> **Task objective**
Pictures are not part of the copy; repeat everything else in the records exactly.

Excerpts from a figure dataset:

* * * * * * *

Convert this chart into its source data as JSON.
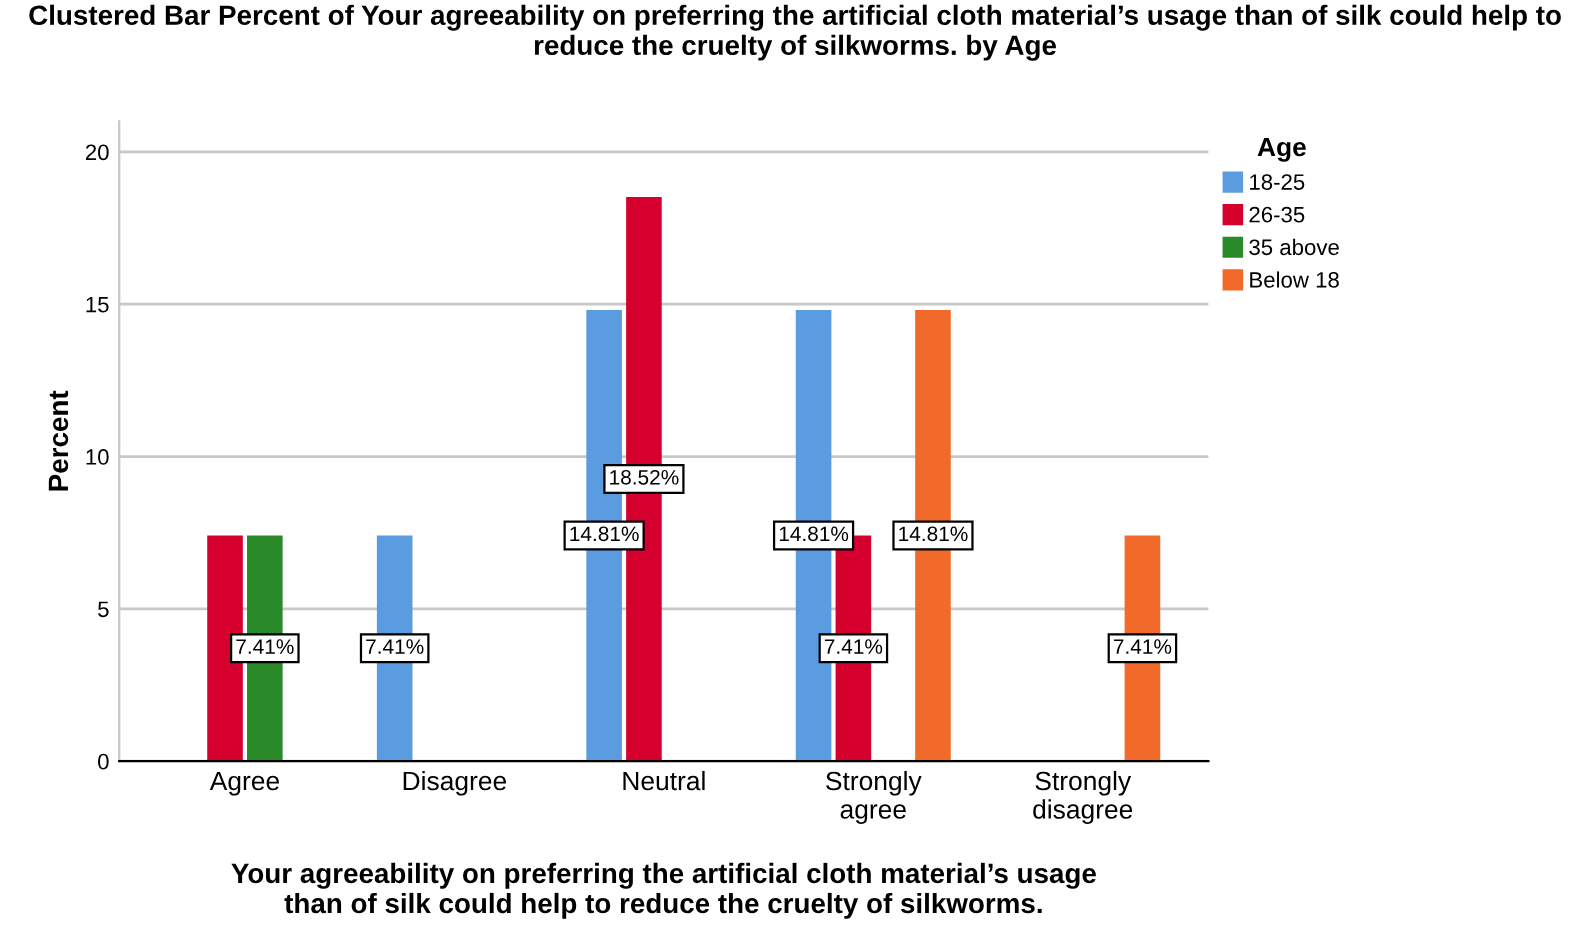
{
  "chart_data": {
    "type": "bar",
    "title": "Clustered Bar Percent of Your agreeability on preferring the artificial cloth material’s usage than of silk could help to reduce the cruelty of silkworms. by Age",
    "xlabel": "Your agreeability on preferring the artificial cloth material’s usage\nthan of silk could help to reduce the cruelty of silkworms.",
    "ylabel": "Percent",
    "legend_title": "Age",
    "categories": [
      "Agree",
      "Disagree",
      "Neutral",
      "Strongly\nagree",
      "Strongly\ndisagree"
    ],
    "series": [
      {
        "name": "18-25",
        "color": "#5b9be0",
        "values": [
          null,
          7.41,
          14.81,
          14.81,
          null
        ],
        "value_labels": [
          null,
          "7.41%",
          "14.81%",
          "14.81%",
          null
        ]
      },
      {
        "name": "26-35",
        "color": "#d6002e",
        "values": [
          7.41,
          null,
          18.52,
          7.41,
          null
        ],
        "value_labels": [
          null,
          null,
          "18.52%",
          "7.41%",
          null
        ]
      },
      {
        "name": "35 above",
        "color": "#2a8a2a",
        "values": [
          7.41,
          null,
          null,
          null,
          null
        ],
        "value_labels": [
          "7.41%",
          null,
          null,
          null,
          null
        ]
      },
      {
        "name": "Below 18",
        "color": "#f26a2a",
        "values": [
          null,
          null,
          null,
          14.81,
          7.41
        ],
        "value_labels": [
          null,
          null,
          null,
          "14.81%",
          "7.41%"
        ]
      }
    ],
    "ylim": [
      0,
      21
    ],
    "yticks": [
      0,
      5,
      10,
      15,
      20
    ],
    "grid": "y",
    "legend": "top right"
  }
}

* * * * * * *

> **Output of the exercise**
Convert this chart into its source data as JSON.
{
  "chart_data": {
    "type": "bar",
    "title": "Clustered Bar Percent of Your agreeability on preferring the artificial cloth material’s usage than of silk could help to reduce the cruelty of silkworms. by Age",
    "xlabel": "Your agreeability on preferring the artificial cloth material’s usage\nthan of silk could help to reduce the cruelty of silkworms.",
    "ylabel": "Percent",
    "legend_title": "Age",
    "categories": [
      "Agree",
      "Disagree",
      "Neutral",
      "Strongly\nagree",
      "Strongly\ndisagree"
    ],
    "series": [
      {
        "name": "18-25",
        "color": "#5b9be0",
        "values": [
          null,
          7.41,
          14.81,
          14.81,
          null
        ],
        "value_labels": [
          null,
          "7.41%",
          "14.81%",
          "14.81%",
          null
        ]
      },
      {
        "name": "26-35",
        "color": "#d6002e",
        "values": [
          7.41,
          null,
          18.52,
          7.41,
          null
        ],
        "value_labels": [
          null,
          null,
          "18.52%",
          "7.41%",
          null
        ]
      },
      {
        "name": "35 above",
        "color": "#2a8a2a",
        "values": [
          7.41,
          null,
          null,
          null,
          null
        ],
        "value_labels": [
          "7.41%",
          null,
          null,
          null,
          null
        ]
      },
      {
        "name": "Below 18",
        "color": "#f26a2a",
        "values": [
          null,
          null,
          null,
          14.81,
          7.41
        ],
        "value_labels": [
          null,
          null,
          null,
          "14.81%",
          "7.41%"
        ]
      }
    ],
    "ylim": [
      0,
      21
    ],
    "yticks": [
      0,
      5,
      10,
      15,
      20
    ],
    "grid": "y",
    "legend": "top right"
  }
}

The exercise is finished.